Challenge:
Using the data below, gather each line that includes the word "through".

[Saved data entries]

===

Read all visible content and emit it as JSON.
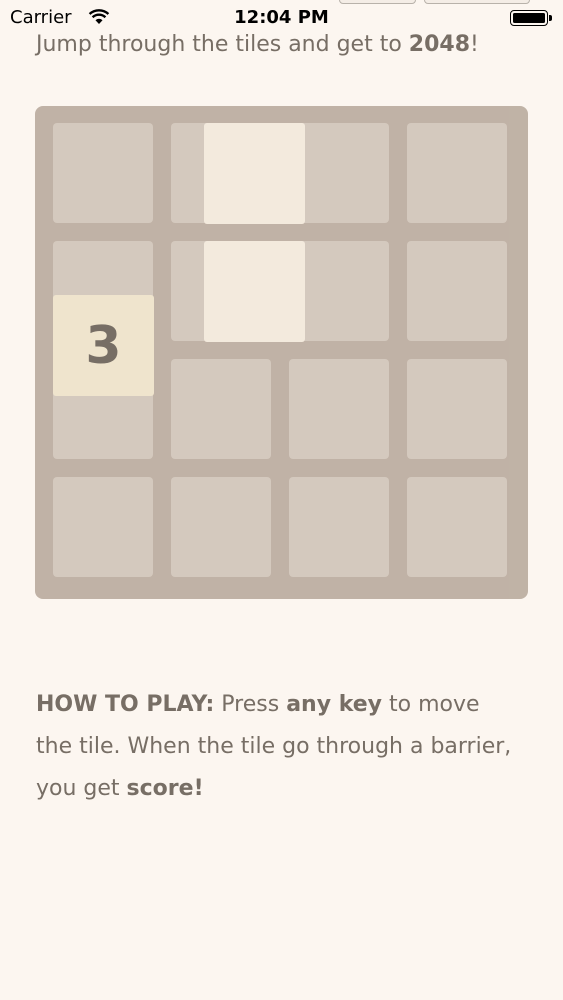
{
  "status_bar": {
    "carrier": "Carrier",
    "time": "12:04 PM"
  },
  "intro": {
    "text_before": "Jump through the tiles and get to ",
    "highlight": "2048",
    "text_after": "!"
  },
  "board": {
    "size": 4,
    "player_tile": {
      "value": "3",
      "row": 2,
      "col": 0
    },
    "barrier_tiles": [
      {
        "row": 0,
        "col": 1.3
      },
      {
        "row": 1,
        "col": 1.3
      }
    ]
  },
  "how_to_play": {
    "label": "HOW TO PLAY:",
    "t1": " Press ",
    "b1": "any key",
    "t2": " to move the tile. When the tile go through a barrier, you get ",
    "b2": "score!"
  },
  "colors": {
    "background": "#fcf6f0",
    "board": "#bbada0",
    "barrier": "#f3e9dc",
    "player_tile": "#efe4cd",
    "text": "#776e65"
  }
}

===

Output of the task:
    "text_before": "Jump through the tiles and get to ",
    "t2": " to move the tile. When the tile go through a barrier, you get ",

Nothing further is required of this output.